Rows from a layout dataset –
begin

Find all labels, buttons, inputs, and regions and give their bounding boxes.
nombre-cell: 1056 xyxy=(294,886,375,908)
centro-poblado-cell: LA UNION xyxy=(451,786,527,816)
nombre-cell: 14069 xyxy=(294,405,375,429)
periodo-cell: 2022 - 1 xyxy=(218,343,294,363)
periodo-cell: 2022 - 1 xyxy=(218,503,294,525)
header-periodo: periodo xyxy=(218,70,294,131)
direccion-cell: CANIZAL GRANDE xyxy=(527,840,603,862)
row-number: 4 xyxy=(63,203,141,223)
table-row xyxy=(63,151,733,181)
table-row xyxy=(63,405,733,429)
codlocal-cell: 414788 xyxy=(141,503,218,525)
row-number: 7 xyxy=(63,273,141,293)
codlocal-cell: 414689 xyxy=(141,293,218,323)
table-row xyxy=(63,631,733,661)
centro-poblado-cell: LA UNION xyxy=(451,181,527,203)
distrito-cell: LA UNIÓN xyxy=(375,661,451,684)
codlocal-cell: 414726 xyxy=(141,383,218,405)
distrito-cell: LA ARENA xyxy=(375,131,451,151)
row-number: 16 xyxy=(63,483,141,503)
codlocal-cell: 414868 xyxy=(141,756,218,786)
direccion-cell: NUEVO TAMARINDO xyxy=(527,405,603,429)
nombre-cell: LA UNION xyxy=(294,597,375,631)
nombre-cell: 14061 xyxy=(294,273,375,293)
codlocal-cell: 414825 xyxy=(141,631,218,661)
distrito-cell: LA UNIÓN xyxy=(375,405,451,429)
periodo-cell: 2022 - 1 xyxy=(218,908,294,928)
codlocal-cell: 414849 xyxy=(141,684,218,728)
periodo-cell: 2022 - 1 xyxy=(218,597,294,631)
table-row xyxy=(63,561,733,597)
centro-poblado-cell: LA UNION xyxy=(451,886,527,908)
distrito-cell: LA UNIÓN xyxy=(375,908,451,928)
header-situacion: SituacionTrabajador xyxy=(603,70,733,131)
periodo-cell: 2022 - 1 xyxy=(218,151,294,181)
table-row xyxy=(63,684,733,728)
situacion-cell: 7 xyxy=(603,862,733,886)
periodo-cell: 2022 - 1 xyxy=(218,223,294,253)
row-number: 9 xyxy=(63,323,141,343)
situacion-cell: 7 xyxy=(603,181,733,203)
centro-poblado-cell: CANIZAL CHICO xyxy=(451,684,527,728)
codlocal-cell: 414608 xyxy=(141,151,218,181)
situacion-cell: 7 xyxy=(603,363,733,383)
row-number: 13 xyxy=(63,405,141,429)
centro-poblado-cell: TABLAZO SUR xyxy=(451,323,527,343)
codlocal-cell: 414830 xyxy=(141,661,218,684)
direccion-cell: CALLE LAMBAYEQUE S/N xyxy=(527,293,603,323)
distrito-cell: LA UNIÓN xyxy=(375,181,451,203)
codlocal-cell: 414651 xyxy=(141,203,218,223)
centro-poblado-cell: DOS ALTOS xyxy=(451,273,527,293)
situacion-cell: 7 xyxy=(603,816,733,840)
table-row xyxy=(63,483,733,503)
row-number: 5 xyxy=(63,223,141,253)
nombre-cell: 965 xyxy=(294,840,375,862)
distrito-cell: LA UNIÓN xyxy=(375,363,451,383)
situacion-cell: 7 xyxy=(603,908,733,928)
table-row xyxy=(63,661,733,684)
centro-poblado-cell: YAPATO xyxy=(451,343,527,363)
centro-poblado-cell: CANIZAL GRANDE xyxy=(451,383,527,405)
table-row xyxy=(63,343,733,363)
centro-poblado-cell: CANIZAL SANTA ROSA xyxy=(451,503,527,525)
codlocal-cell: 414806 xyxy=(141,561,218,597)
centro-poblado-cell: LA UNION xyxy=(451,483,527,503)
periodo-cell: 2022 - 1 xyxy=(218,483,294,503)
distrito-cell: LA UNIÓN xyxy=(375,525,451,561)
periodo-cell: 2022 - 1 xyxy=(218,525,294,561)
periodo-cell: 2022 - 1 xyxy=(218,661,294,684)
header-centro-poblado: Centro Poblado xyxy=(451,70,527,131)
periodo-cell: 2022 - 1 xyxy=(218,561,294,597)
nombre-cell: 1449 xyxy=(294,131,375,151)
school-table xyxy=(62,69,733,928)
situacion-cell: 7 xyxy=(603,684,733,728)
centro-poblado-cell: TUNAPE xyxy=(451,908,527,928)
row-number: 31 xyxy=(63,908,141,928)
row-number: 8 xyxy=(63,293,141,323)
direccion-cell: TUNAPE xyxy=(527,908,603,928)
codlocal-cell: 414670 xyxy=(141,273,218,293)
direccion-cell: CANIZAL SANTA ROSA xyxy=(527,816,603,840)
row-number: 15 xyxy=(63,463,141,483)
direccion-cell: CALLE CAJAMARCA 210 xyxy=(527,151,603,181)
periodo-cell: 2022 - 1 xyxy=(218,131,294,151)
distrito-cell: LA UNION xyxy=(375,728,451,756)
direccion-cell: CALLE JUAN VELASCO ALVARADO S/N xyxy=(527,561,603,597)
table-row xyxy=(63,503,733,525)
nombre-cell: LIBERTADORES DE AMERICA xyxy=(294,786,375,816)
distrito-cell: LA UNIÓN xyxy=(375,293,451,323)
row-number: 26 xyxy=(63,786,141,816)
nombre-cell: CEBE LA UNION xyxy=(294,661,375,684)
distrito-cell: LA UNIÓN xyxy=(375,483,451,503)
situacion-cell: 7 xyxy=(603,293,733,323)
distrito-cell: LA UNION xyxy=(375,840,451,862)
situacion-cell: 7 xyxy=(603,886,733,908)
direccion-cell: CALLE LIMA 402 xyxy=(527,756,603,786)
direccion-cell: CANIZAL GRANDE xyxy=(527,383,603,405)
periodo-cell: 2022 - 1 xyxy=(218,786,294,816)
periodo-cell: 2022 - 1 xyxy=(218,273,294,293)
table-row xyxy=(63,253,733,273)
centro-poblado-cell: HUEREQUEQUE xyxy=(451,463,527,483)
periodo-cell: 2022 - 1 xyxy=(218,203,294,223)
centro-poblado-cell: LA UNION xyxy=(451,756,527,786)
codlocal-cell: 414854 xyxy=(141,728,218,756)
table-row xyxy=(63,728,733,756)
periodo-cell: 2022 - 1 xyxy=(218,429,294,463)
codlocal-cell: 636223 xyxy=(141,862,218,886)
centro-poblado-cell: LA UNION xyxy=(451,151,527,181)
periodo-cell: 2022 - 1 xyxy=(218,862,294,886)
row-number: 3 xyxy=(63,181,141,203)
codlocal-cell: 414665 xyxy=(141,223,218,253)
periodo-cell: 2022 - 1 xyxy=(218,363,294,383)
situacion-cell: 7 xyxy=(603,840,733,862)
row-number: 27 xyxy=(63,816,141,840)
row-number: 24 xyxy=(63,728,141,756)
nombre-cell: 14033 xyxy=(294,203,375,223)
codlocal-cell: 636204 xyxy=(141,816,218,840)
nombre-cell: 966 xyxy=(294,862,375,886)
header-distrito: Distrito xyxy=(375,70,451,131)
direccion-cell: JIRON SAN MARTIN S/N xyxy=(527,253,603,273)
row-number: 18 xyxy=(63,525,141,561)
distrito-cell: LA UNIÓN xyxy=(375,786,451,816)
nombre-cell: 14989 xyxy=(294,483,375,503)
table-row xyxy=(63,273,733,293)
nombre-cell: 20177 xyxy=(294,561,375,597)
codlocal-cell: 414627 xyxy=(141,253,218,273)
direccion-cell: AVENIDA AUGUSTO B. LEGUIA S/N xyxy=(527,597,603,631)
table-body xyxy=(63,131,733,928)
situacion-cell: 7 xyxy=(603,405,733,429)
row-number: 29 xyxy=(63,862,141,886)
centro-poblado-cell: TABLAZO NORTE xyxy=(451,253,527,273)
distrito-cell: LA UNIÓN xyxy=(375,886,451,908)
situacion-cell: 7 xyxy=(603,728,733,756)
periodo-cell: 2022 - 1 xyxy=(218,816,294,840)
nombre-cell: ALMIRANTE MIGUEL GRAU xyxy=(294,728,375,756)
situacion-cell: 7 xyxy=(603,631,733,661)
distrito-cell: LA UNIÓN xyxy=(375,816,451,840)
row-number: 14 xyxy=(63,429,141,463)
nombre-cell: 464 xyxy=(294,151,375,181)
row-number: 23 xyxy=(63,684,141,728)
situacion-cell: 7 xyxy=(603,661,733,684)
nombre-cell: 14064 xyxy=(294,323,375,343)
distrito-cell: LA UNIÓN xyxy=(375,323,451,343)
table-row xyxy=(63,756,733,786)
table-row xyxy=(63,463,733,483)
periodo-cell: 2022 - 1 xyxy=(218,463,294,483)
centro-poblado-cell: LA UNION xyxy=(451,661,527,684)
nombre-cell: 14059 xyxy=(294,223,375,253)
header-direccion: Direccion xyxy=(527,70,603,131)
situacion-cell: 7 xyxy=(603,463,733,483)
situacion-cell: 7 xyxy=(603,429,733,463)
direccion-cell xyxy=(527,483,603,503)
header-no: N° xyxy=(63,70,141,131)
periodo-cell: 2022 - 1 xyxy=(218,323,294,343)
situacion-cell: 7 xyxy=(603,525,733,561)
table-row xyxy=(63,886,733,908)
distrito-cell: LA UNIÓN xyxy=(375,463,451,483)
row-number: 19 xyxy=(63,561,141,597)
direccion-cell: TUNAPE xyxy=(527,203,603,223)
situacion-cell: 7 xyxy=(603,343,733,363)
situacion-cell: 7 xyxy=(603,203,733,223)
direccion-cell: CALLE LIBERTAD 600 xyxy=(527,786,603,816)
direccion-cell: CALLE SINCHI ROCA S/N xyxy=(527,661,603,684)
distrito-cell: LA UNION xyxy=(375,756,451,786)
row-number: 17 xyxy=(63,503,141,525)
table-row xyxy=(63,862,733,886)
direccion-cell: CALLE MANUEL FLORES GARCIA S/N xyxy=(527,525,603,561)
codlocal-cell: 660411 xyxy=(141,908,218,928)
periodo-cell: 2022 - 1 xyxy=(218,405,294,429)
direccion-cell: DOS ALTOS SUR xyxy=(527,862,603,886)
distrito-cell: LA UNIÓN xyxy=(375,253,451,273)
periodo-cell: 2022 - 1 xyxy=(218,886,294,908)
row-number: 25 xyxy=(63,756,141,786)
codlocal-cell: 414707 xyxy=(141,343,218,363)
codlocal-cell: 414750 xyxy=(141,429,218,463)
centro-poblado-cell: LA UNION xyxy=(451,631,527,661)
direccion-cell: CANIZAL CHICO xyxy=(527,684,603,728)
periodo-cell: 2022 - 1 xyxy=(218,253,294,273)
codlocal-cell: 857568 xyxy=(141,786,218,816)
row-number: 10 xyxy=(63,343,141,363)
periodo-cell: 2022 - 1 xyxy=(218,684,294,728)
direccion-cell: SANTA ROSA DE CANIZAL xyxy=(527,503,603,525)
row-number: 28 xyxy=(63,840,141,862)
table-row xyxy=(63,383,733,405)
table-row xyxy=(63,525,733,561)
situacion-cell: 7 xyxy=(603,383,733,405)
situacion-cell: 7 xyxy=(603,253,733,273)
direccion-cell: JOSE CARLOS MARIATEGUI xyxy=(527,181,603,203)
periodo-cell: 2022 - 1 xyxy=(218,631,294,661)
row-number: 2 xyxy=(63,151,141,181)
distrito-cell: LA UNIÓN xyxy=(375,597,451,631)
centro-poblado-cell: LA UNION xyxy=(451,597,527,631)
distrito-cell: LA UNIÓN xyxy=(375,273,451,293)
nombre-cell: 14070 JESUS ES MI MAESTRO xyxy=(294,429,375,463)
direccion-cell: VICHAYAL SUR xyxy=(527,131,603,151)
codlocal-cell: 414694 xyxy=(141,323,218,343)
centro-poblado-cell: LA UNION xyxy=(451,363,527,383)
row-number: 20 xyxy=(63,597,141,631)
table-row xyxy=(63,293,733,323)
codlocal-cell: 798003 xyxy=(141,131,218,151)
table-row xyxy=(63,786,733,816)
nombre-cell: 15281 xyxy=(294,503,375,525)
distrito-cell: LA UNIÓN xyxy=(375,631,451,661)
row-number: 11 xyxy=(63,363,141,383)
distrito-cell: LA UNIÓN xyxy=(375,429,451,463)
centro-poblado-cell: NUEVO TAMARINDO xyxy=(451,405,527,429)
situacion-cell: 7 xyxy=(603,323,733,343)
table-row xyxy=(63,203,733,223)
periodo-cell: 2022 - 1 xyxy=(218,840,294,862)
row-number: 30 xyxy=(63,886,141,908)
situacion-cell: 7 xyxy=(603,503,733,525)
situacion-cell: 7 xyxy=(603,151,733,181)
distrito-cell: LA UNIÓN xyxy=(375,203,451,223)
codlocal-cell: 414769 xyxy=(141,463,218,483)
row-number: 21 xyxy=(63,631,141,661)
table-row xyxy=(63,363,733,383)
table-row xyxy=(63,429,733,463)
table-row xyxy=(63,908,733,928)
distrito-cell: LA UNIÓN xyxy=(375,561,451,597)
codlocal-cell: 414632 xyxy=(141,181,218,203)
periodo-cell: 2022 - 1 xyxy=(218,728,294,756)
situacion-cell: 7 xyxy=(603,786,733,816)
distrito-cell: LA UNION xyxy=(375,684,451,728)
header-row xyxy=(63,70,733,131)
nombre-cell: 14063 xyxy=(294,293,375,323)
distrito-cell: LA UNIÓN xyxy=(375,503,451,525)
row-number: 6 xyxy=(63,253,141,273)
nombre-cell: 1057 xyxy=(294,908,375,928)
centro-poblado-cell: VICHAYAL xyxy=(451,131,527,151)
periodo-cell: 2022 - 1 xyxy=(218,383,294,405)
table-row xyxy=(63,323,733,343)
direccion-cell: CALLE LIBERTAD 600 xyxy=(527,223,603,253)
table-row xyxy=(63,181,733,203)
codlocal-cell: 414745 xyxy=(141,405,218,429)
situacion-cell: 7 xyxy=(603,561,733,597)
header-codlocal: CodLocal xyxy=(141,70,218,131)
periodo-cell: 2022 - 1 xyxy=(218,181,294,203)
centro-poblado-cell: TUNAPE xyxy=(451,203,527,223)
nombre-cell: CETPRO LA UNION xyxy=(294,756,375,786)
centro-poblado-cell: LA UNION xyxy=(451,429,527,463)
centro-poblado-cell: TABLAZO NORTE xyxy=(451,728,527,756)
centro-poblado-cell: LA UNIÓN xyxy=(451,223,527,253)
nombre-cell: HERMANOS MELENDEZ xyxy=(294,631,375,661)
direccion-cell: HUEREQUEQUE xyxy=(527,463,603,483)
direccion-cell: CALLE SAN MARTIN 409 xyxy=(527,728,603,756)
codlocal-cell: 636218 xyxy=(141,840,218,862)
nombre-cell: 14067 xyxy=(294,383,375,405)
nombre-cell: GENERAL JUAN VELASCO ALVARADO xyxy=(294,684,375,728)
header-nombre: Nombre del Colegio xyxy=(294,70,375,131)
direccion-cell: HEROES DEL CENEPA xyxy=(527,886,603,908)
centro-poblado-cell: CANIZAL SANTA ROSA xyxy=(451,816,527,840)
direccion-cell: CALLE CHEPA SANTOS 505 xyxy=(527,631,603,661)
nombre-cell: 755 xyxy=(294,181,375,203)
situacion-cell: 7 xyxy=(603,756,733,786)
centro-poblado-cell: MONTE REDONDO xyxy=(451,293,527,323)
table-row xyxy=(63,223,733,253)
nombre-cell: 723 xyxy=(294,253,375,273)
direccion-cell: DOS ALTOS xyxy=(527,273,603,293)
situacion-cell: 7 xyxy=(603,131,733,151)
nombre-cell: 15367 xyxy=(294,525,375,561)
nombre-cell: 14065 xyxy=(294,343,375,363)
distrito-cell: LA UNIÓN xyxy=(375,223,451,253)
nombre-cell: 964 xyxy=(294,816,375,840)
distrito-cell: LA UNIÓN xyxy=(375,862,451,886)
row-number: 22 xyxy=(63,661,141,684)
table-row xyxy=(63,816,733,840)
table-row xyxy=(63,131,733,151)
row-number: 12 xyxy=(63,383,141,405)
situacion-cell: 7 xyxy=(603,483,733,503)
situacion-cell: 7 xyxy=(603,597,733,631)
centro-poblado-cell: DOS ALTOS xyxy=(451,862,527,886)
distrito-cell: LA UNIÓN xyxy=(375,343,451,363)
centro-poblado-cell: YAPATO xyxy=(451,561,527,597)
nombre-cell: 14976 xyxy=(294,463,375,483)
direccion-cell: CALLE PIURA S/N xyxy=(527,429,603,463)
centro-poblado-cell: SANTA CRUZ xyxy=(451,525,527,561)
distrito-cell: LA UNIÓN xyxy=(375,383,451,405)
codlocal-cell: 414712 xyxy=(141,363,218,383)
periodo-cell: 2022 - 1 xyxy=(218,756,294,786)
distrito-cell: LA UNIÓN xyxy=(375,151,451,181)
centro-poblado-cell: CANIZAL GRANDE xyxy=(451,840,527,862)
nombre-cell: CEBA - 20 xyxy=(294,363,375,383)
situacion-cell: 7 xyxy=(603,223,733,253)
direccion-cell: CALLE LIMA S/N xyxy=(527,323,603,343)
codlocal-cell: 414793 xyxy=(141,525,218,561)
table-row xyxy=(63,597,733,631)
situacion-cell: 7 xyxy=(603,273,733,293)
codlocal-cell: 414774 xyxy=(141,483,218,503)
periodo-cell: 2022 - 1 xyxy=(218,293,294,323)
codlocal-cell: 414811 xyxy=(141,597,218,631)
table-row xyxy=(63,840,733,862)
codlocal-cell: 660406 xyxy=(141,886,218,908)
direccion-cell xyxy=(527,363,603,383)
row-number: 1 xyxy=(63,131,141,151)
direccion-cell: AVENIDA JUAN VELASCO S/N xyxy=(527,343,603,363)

end

What the task asks – Which lines in the records above contain the word "VICHAYAL"? Copy each of them.

Task result –
direccion-cell: VICHAYAL SUR xyxy=(527,131,603,151)
centro-poblado-cell: VICHAYAL xyxy=(451,131,527,151)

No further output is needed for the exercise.